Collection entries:
--

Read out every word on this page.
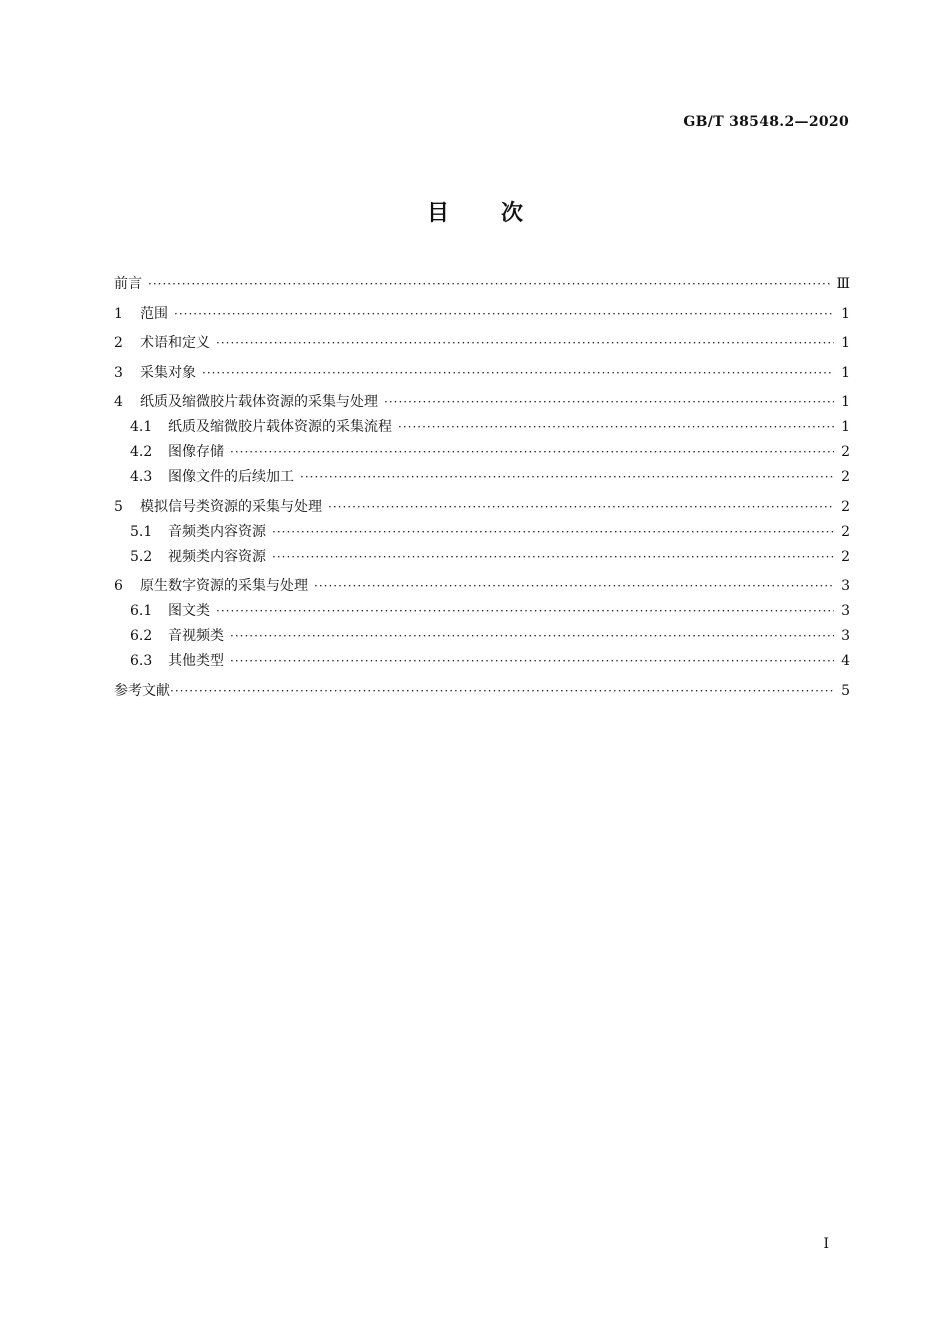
GB/T 38548.2—2020
目次
前言 ·····	Ⅲ
1	范围 ·····	1
2	术语和定义 ·····	1
3	采集对象 ·····	1
4	纸质及缩微胶片载体资源的采集与处理 ·····	1
4.1	纸质及缩微胶片载体资源的采集流程 ·····	1
4.2	图像存储 ·····	2
4.3	图像文件的后续加工 ·····	2
5	模拟信号类资源的采集与处理 ·····	2
5.1	音频类内容资源 ·····	2
5.2	视频类内容资源 ·····	2
6	原生数字资源的采集与处理 ·····	3
6.1	图文类 ·····	3
6.2	音视频类 ·····	3
6.3	其他类型 ·····	4
参考文献 ·····	5
Ⅰ
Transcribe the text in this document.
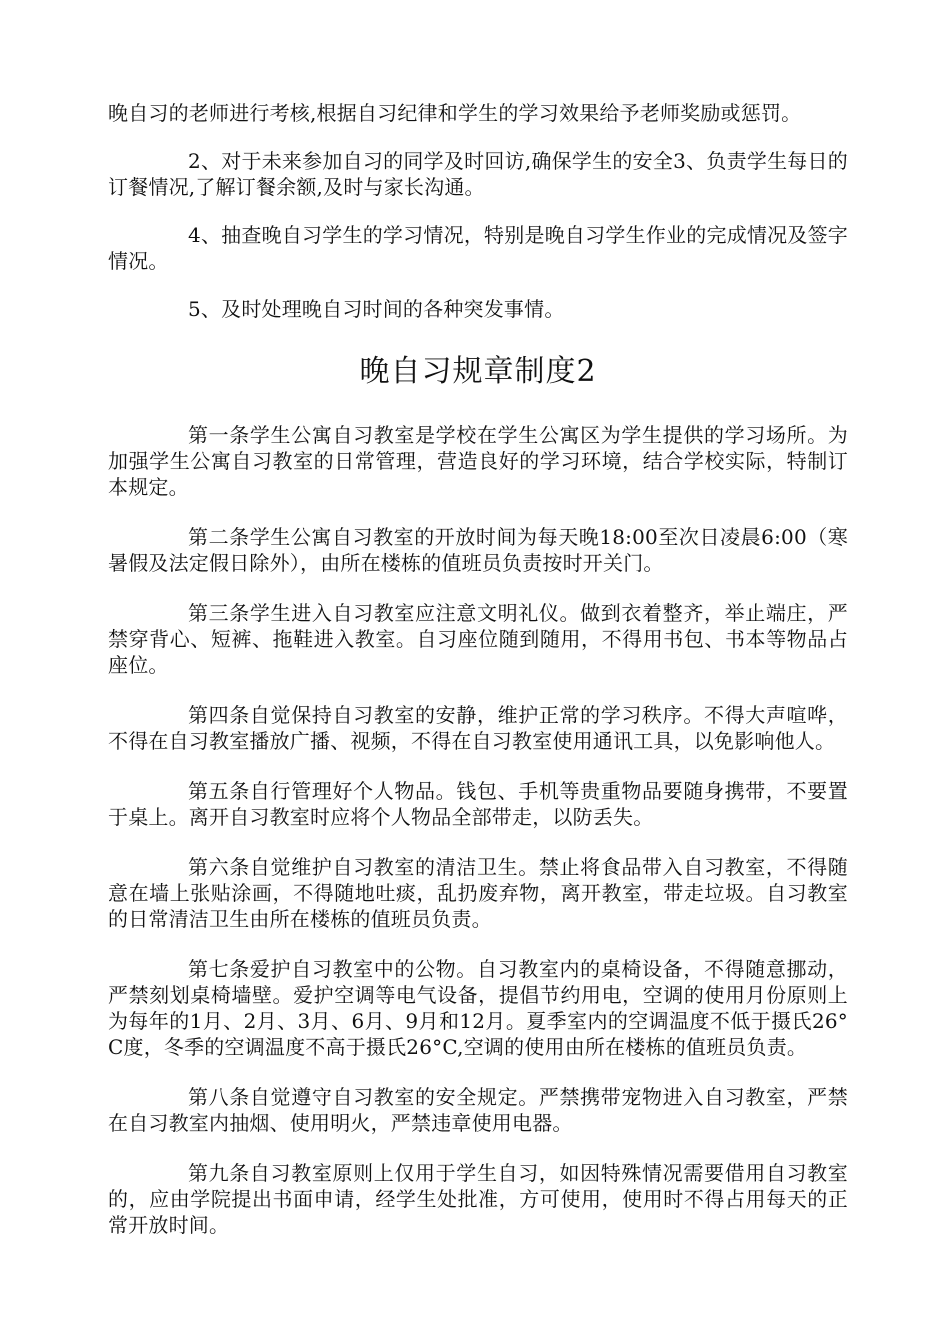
晚自习的老师进行考核,根据自习纪律和学生的学习效果给予老师奖励或惩罚。

2、对于未来参加自习的同学及时回访,确保学生的安全3、负责学生每日的订餐情况,了解订餐余额,及时与家长沟通。

4、抽查晚自习学生的学习情况，特别是晚自习学生作业的完成情况及签字情况。

5、及时处理晚自习时间的各种突发事情。

晚自习规章制度2

第一条学生公寓自习教室是学校在学生公寓区为学生提供的学习场所。为加强学生公寓自习教室的日常管理，营造良好的学习环境，结合学校实际，特制订本规定。

第二条学生公寓自习教室的开放时间为每天晚18:00至次日凌晨6:00（寒暑假及法定假日除外），由所在楼栋的值班员负责按时开关门。

第三条学生进入自习教室应注意文明礼仪。做到衣着整齐，举止端庄，严禁穿背心、短裤、拖鞋进入教室。自习座位随到随用，不得用书包、书本等物品占座位。

第四条自觉保持自习教室的安静，维护正常的学习秩序。不得大声喧哗，不得在自习教室播放广播、视频，不得在自习教室使用通讯工具，以免影响他人。

第五条自行管理好个人物品。钱包、手机等贵重物品要随身携带，不要置于桌上。离开自习教室时应将个人物品全部带走，以防丢失。

第六条自觉维护自习教室的清洁卫生。禁止将食品带入自习教室，不得随意在墙上张贴涂画，不得随地吐痰，乱扔废弃物，离开教室，带走垃圾。自习教室的日常清洁卫生由所在楼栋的值班员负责。

第七条爱护自习教室中的公物。自习教室内的桌椅设备，不得随意挪动，严禁刻划桌椅墙壁。爱护空调等电气设备，提倡节约用电，空调的使用月份原则上为每年的1月、2月、3月、6月、9月和12月。夏季室内的空调温度不低于摄氏26°C度，冬季的空调温度不高于摄氏26°C,空调的使用由所在楼栋的值班员负责。

第八条自觉遵守自习教室的安全规定。严禁携带宠物进入自习教室，严禁在自习教室内抽烟、使用明火，严禁违章使用电器。

第九条自习教室原则上仅用于学生自习，如因特殊情况需要借用自习教室的，应由学院提出书面申请，经学生处批准，方可使用，使用时不得占用每天的正常开放时间。
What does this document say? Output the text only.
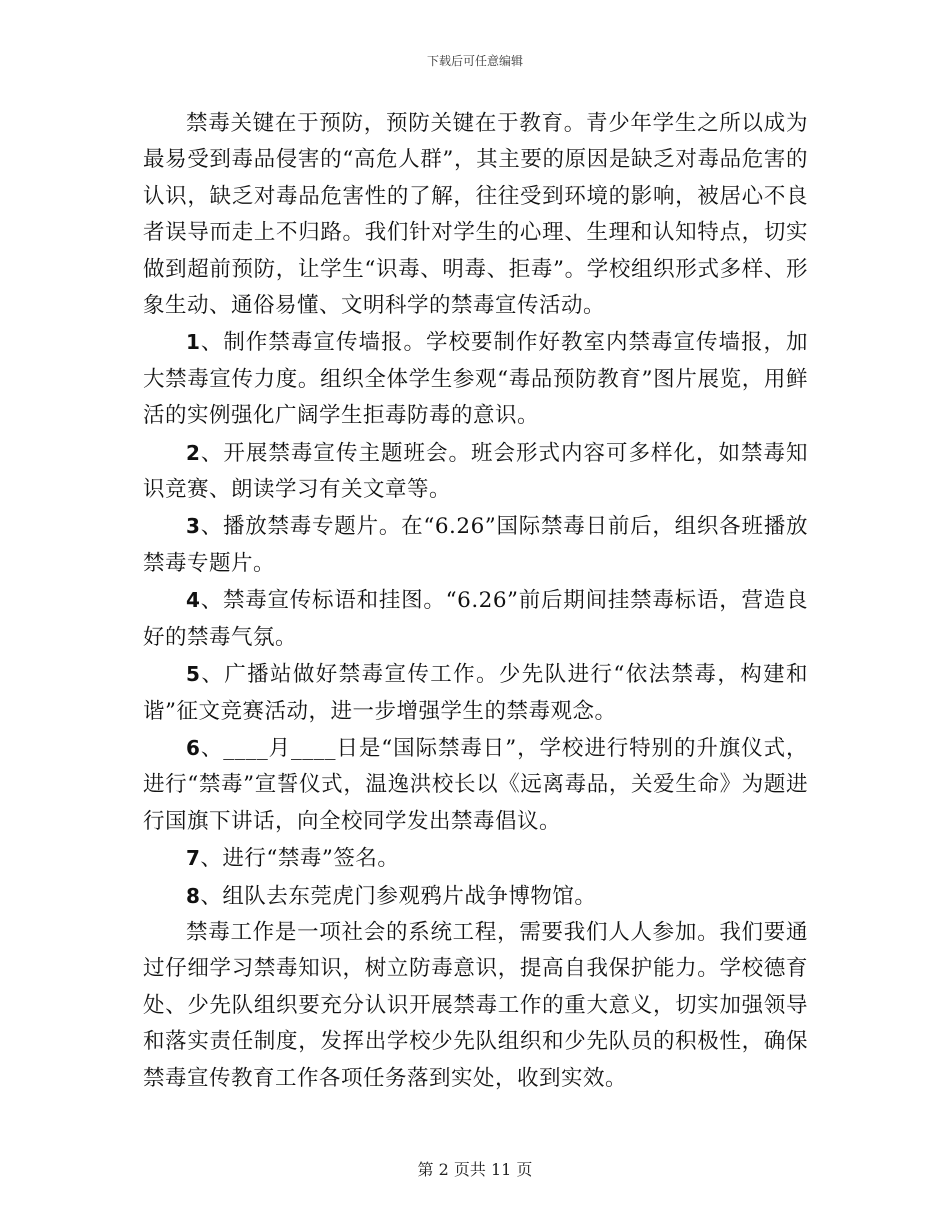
下载后可任意编辑

禁毒关键在于预防，预防关键在于教育。青少年学生之所以成为最易受到毒品侵害的“高危人群”，其主要的原因是缺乏对毒品危害的认识，缺乏对毒品危害性的了解，往往受到环境的影响，被居心不良者误导而走上不归路。我们针对学生的心理、生理和认知特点，切实做到超前预防，让学生“识毒、明毒、拒毒”。学校组织形式多样、形象生动、通俗易懂、文明科学的禁毒宣传活动。

1、制作禁毒宣传墙报。学校要制作好教室内禁毒宣传墙报，加大禁毒宣传力度。组织全体学生参观“毒品预防教育”图片展览，用鲜活的实例强化广阔学生拒毒防毒的意识。

2、开展禁毒宣传主题班会。班会形式内容可多样化，如禁毒知识竞赛、朗读学习有关文章等。

3、播放禁毒专题片。在“6.26”国际禁毒日前后，组织各班播放禁毒专题片。

4、禁毒宣传标语和挂图。“6.26”前后期间挂禁毒标语，营造良好的禁毒气氛。

5、广播站做好禁毒宣传工作。少先队进行“依法禁毒，构建和谐”征文竞赛活动，进一步增强学生的禁毒观念。

6、____月____日是“国际禁毒日”，学校进行特别的升旗仪式，进行“禁毒”宣誓仪式，温逸洪校长以《远离毒品，关爱生命》为题进行国旗下讲话，向全校同学发出禁毒倡议。

7、进行“禁毒”签名。

8、组队去东莞虎门参观鸦片战争博物馆。

禁毒工作是一项社会的系统工程，需要我们人人参加。我们要通过仔细学习禁毒知识，树立防毒意识，提高自我保护能力。学校德育处、少先队组织要充分认识开展禁毒工作的重大意义，切实加强领导和落实责任制度，发挥出学校少先队组织和少先队员的积极性，确保禁毒宣传教育工作各项任务落到实处，收到实效。

第 2 页共 11 页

--

-- REQUEST --
Output the lines above in full and exactly as given, omitting any pictures.

-- TASK SOLUTION --
Read out every word on this page.
GB/T 38548.2—2020
目次
前言 ·····	Ⅲ
1	范围 ·····	1
2	术语和定义 ·····	1
3	采集对象 ·····	1
4	纸质及缩微胶片载体资源的采集与处理 ·····	1
4.1	纸质及缩微胶片载体资源的采集流程 ·····	1
4.2	图像存储 ·····	2
4.3	图像文件的后续加工 ·····	2
5	模拟信号类资源的采集与处理 ·····	2
5.1	音频类内容资源 ·····	2
5.2	视频类内容资源 ·····	2
6	原生数字资源的采集与处理 ·····	3
6.1	图文类 ·····	3
6.2	音视频类 ·····	3
6.3	其他类型 ·····	4
参考文献 ·····	5
Ⅰ
Transcribe the text in this document.
晚自习的老师进行考核,根据自习纪律和学生的学习效果给予老师奖励或惩罚。

2、对于未来参加自习的同学及时回访,确保学生的安全3、负责学生每日的订餐情况,了解订餐余额,及时与家长沟通。

4、抽查晚自习学生的学习情况，特别是晚自习学生作业的完成情况及签字情况。

5、及时处理晚自习时间的各种突发事情。

晚自习规章制度2

第一条学生公寓自习教室是学校在学生公寓区为学生提供的学习场所。为加强学生公寓自习教室的日常管理，营造良好的学习环境，结合学校实际，特制订本规定。

第二条学生公寓自习教室的开放时间为每天晚18:00至次日凌晨6:00（寒暑假及法定假日除外），由所在楼栋的值班员负责按时开关门。

第三条学生进入自习教室应注意文明礼仪。做到衣着整齐，举止端庄，严禁穿背心、短裤、拖鞋进入教室。自习座位随到随用，不得用书包、书本等物品占座位。

第四条自觉保持自习教室的安静，维护正常的学习秩序。不得大声喧哗，不得在自习教室播放广播、视频，不得在自习教室使用通讯工具，以免影响他人。

第五条自行管理好个人物品。钱包、手机等贵重物品要随身携带，不要置于桌上。离开自习教室时应将个人物品全部带走，以防丢失。

第六条自觉维护自习教室的清洁卫生。禁止将食品带入自习教室，不得随意在墙上张贴涂画，不得随地吐痰，乱扔废弃物，离开教室，带走垃圾。自习教室的日常清洁卫生由所在楼栋的值班员负责。

第七条爱护自习教室中的公物。自习教室内的桌椅设备，不得随意挪动，严禁刻划桌椅墙壁。爱护空调等电气设备，提倡节约用电，空调的使用月份原则上为每年的1月、2月、3月、6月、9月和12月。夏季室内的空调温度不低于摄氏26°C度，冬季的空调温度不高于摄氏26°C,空调的使用由所在楼栋的值班员负责。

第八条自觉遵守自习教室的安全规定。严禁携带宠物进入自习教室，严禁在自习教室内抽烟、使用明火，严禁违章使用电器。

第九条自习教室原则上仅用于学生自习，如因特殊情况需要借用自习教室的，应由学院提出书面申请，经学生处批准，方可使用，使用时不得占用每天的正常开放时间。
What does this document say? Output the text only.
下载后可任意编辑

禁毒关键在于预防，预防关键在于教育。青少年学生之所以成为最易受到毒品侵害的“高危人群”，其主要的原因是缺乏对毒品危害的认识，缺乏对毒品危害性的了解，往往受到环境的影响，被居心不良者误导而走上不归路。我们针对学生的心理、生理和认知特点，切实做到超前预防，让学生“识毒、明毒、拒毒”。学校组织形式多样、形象生动、通俗易懂、文明科学的禁毒宣传活动。

1、制作禁毒宣传墙报。学校要制作好教室内禁毒宣传墙报，加大禁毒宣传力度。组织全体学生参观“毒品预防教育”图片展览，用鲜活的实例强化广阔学生拒毒防毒的意识。

2、开展禁毒宣传主题班会。班会形式内容可多样化，如禁毒知识竞赛、朗读学习有关文章等。

3、播放禁毒专题片。在“6.26”国际禁毒日前后，组织各班播放禁毒专题片。

4、禁毒宣传标语和挂图。“6.26”前后期间挂禁毒标语，营造良好的禁毒气氛。

5、广播站做好禁毒宣传工作。少先队进行“依法禁毒，构建和谐”征文竞赛活动，进一步增强学生的禁毒观念。

6、____月____日是“国际禁毒日”，学校进行特别的升旗仪式，进行“禁毒”宣誓仪式，温逸洪校长以《远离毒品，关爱生命》为题进行国旗下讲话，向全校同学发出禁毒倡议。

7、进行“禁毒”签名。

8、组队去东莞虎门参观鸦片战争博物馆。

禁毒工作是一项社会的系统工程，需要我们人人参加。我们要通过仔细学习禁毒知识，树立防毒意识，提高自我保护能力。学校德育处、少先队组织要充分认识开展禁毒工作的重大意义，切实加强领导和落实责任制度，发挥出学校少先队组织和少先队员的积极性，确保禁毒宣传教育工作各项任务落到实处，收到实效。

第 2 页共 11 页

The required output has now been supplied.